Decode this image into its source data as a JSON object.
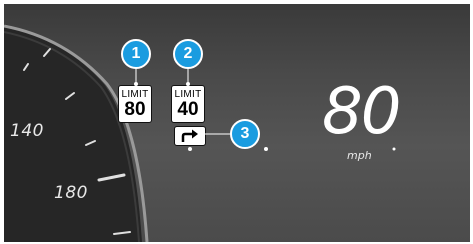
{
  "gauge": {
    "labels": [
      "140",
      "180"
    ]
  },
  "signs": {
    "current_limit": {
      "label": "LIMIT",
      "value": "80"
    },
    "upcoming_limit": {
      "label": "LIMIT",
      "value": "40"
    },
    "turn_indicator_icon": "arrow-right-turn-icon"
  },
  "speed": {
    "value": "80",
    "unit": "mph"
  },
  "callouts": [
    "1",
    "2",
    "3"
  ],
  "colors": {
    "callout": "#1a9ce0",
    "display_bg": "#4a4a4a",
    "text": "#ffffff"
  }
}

★ ★ ★ ★ ★ ★ ★

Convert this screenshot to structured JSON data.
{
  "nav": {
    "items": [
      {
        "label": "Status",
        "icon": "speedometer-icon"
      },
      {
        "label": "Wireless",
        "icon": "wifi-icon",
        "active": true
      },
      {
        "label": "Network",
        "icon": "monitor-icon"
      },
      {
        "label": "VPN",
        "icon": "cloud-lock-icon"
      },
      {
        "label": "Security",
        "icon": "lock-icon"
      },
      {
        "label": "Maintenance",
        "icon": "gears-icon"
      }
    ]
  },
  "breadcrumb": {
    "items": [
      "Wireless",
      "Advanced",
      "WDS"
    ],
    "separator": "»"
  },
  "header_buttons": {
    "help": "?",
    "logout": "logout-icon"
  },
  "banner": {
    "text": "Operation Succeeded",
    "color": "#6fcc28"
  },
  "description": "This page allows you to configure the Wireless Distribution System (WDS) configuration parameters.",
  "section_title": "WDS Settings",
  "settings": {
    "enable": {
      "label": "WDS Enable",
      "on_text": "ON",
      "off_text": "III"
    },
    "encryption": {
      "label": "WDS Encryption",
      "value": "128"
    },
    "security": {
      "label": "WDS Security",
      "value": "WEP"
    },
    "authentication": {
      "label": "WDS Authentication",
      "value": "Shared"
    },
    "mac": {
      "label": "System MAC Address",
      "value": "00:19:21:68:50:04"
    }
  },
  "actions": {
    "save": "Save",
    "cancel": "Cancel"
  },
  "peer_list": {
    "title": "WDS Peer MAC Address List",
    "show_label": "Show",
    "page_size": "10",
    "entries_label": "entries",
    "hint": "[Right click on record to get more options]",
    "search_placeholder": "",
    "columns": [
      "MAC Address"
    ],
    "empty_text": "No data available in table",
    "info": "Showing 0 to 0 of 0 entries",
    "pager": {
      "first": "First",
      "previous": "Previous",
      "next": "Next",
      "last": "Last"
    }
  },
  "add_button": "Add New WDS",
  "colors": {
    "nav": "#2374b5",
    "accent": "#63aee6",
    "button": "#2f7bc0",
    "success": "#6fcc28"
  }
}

★ ★ ★ ★ ★ ★ ★

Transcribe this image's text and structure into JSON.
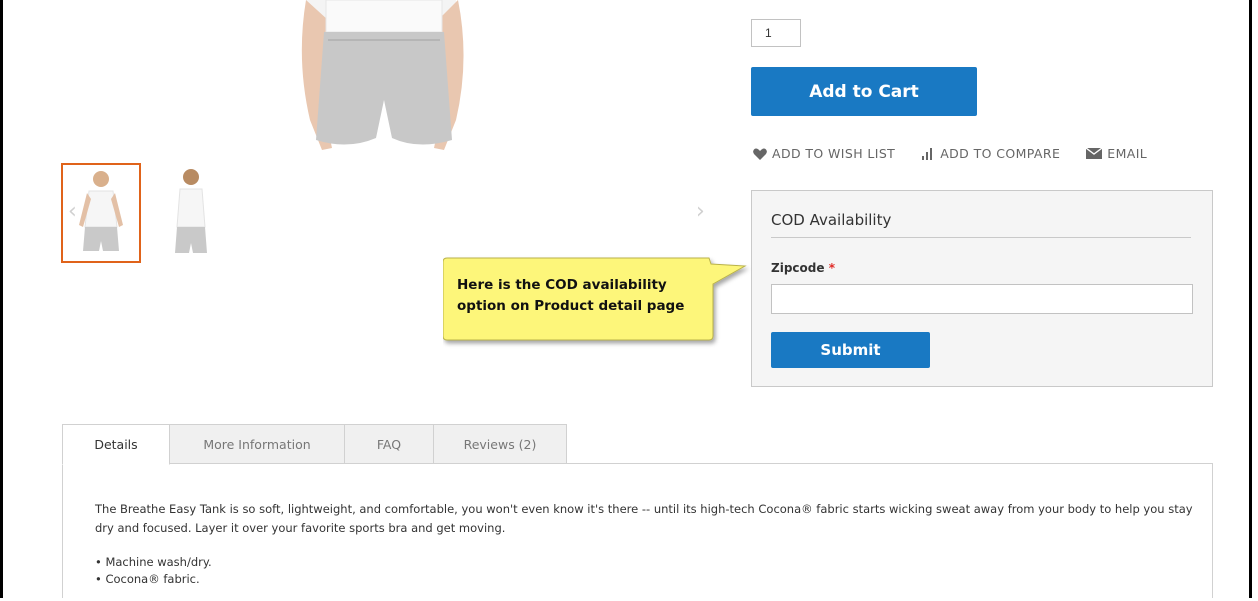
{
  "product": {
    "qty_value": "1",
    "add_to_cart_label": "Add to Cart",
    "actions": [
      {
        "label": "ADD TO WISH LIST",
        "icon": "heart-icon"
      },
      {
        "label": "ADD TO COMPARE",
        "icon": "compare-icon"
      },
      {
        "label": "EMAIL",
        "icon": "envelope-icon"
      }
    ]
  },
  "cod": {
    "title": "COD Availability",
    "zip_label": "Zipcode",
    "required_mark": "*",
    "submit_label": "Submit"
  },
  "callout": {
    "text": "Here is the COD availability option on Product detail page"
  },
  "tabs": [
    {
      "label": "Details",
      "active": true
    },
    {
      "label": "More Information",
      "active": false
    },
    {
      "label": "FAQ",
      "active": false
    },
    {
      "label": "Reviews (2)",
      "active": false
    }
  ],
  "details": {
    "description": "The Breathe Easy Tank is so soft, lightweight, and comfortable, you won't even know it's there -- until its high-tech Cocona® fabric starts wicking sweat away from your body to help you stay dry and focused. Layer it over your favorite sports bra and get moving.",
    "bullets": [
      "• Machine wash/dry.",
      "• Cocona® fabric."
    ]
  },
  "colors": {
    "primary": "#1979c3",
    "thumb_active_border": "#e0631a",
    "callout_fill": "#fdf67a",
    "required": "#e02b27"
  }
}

★ ★ ★ ★ ★ ★ ★

## Short exercise
Scan the material above. Extract every line in which the word "image" occurs.

## Written response
Decode this image into its source data as a JSON object.
Transcribe this image's text and structure into JSON.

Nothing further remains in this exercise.